_What the exercise asks_. Return nothing but the lines from the line containing "What's the underlying" through the last line of the records, reproduced exactly.

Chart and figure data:
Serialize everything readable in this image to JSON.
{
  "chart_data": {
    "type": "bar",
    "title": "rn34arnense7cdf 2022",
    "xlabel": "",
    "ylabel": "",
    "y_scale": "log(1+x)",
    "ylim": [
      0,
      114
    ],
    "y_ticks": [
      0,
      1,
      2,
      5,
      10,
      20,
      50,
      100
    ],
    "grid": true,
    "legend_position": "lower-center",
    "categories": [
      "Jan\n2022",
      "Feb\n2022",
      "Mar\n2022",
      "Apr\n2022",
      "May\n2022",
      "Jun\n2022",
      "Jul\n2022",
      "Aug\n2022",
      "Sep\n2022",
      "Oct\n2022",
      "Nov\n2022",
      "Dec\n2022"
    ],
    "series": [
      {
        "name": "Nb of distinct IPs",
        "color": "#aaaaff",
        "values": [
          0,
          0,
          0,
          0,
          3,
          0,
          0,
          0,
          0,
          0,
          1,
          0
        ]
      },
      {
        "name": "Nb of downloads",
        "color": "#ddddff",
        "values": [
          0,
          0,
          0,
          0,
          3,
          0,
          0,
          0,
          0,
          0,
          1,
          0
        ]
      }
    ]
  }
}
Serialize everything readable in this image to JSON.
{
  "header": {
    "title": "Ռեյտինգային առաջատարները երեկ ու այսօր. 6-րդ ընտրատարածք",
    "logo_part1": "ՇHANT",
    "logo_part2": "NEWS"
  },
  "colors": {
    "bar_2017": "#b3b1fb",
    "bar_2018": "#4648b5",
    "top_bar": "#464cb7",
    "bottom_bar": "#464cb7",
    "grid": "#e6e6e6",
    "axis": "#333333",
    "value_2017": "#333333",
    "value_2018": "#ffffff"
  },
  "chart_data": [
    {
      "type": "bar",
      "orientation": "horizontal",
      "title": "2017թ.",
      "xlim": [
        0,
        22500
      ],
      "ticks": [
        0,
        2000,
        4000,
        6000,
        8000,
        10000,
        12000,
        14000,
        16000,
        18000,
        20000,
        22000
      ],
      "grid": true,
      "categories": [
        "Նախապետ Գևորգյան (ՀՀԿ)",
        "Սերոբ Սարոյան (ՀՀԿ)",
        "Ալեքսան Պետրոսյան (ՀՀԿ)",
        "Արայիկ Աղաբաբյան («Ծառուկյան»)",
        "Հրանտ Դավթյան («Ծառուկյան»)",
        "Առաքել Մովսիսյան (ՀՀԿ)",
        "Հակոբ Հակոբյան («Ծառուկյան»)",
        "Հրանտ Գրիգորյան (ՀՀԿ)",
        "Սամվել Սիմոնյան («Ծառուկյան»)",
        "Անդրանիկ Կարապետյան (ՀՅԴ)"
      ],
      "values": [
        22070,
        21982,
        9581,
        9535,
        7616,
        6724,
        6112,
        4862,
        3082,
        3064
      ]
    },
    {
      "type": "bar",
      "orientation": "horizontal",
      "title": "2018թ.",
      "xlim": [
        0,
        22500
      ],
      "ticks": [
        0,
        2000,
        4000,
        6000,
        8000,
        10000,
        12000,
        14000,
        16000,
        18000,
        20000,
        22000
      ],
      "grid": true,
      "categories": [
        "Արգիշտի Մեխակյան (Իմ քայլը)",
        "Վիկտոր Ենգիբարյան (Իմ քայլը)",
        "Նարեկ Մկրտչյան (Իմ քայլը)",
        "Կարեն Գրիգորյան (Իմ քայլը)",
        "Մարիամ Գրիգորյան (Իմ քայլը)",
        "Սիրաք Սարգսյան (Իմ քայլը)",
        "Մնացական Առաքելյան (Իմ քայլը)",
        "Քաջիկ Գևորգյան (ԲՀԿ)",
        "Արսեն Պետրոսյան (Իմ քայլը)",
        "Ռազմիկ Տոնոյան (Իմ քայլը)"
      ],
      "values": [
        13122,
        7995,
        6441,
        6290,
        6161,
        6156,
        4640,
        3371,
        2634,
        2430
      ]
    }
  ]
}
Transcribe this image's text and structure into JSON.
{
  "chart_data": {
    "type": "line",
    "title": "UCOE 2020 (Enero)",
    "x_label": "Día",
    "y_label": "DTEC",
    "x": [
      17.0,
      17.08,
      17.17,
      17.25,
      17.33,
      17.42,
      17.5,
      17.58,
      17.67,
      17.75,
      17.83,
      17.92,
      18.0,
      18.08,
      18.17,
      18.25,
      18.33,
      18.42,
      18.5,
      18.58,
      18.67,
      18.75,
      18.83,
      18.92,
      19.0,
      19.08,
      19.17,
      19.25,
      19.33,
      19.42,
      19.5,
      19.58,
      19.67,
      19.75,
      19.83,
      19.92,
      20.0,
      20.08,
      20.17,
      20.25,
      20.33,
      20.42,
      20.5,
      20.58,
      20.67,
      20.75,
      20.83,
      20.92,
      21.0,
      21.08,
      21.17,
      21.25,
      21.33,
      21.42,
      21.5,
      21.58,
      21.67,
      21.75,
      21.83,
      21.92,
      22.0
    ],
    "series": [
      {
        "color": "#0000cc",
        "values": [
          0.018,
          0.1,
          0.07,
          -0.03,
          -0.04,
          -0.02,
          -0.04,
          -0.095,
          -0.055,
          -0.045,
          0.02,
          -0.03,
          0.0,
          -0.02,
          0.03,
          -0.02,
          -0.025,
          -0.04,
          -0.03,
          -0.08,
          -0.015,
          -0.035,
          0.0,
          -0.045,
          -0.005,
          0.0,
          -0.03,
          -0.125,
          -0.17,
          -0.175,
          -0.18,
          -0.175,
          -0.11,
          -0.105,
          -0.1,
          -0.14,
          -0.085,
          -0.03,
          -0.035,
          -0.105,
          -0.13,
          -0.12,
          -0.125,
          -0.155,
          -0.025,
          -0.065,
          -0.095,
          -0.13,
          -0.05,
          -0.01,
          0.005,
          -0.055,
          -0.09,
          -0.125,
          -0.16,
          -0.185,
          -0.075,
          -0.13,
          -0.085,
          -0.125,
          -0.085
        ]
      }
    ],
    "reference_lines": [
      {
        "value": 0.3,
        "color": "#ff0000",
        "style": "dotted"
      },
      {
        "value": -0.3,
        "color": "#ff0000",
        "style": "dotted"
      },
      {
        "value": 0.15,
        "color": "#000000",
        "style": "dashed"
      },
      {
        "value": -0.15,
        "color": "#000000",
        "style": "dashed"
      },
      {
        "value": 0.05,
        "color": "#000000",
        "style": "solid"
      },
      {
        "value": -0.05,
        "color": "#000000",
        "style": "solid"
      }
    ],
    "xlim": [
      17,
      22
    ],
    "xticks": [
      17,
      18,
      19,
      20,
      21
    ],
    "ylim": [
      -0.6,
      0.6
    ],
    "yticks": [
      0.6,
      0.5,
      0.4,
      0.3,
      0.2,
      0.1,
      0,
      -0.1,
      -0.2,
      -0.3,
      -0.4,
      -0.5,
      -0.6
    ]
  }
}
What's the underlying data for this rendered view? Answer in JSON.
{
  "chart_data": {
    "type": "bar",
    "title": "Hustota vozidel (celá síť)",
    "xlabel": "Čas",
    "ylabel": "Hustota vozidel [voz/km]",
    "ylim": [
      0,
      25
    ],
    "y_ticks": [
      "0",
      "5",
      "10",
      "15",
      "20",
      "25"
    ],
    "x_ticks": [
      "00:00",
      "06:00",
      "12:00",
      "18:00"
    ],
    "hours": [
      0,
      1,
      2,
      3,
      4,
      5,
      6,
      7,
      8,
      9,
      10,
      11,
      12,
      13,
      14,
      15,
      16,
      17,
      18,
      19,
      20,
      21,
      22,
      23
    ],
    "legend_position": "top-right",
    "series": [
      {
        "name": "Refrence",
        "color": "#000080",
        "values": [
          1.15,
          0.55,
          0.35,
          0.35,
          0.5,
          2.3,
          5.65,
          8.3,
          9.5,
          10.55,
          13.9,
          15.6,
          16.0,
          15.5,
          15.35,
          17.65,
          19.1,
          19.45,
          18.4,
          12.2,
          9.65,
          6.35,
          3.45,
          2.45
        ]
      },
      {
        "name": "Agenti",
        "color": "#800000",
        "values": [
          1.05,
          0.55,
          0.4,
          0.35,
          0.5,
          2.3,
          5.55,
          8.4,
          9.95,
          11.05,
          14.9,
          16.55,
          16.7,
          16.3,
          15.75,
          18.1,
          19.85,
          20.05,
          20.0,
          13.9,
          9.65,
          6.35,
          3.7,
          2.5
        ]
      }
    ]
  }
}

_Response to this task_.
What's the underlying data for this rendered view? Answer in JSON.
{
  "chart_data": {
    "type": "bar",
    "title": "Hustota vozidel (celá síť)",
    "xlabel": "Čas",
    "ylabel": "Hustota vozidel [voz/km]",
    "ylim": [
      0,
      25
    ],
    "y_ticks": [
      "0",
      "5",
      "10",
      "15",
      "20",
      "25"
    ],
    "x_ticks": [
      "00:00",
      "06:00",
      "12:00",
      "18:00"
    ],
    "hours": [
      0,
      1,
      2,
      3,
      4,
      5,
      6,
      7,
      8,
      9,
      10,
      11,
      12,
      13,
      14,
      15,
      16,
      17,
      18,
      19,
      20,
      21,
      22,
      23
    ],
    "legend_position": "top-right",
    "series": [
      {
        "name": "Refrence",
        "color": "#000080",
        "values": [
          1.15,
          0.55,
          0.35,
          0.35,
          0.5,
          2.3,
          5.65,
          8.3,
          9.5,
          10.55,
          13.9,
          15.6,
          16.0,
          15.5,
          15.35,
          17.65,
          19.1,
          19.45,
          18.4,
          12.2,
          9.65,
          6.35,
          3.45,
          2.45
        ]
      },
      {
        "name": "Agenti",
        "color": "#800000",
        "values": [
          1.05,
          0.55,
          0.4,
          0.35,
          0.5,
          2.3,
          5.55,
          8.4,
          9.95,
          11.05,
          14.9,
          16.55,
          16.7,
          16.3,
          15.75,
          18.1,
          19.85,
          20.05,
          20.0,
          13.9,
          9.65,
          6.35,
          3.7,
          2.5
        ]
      }
    ]
  }
}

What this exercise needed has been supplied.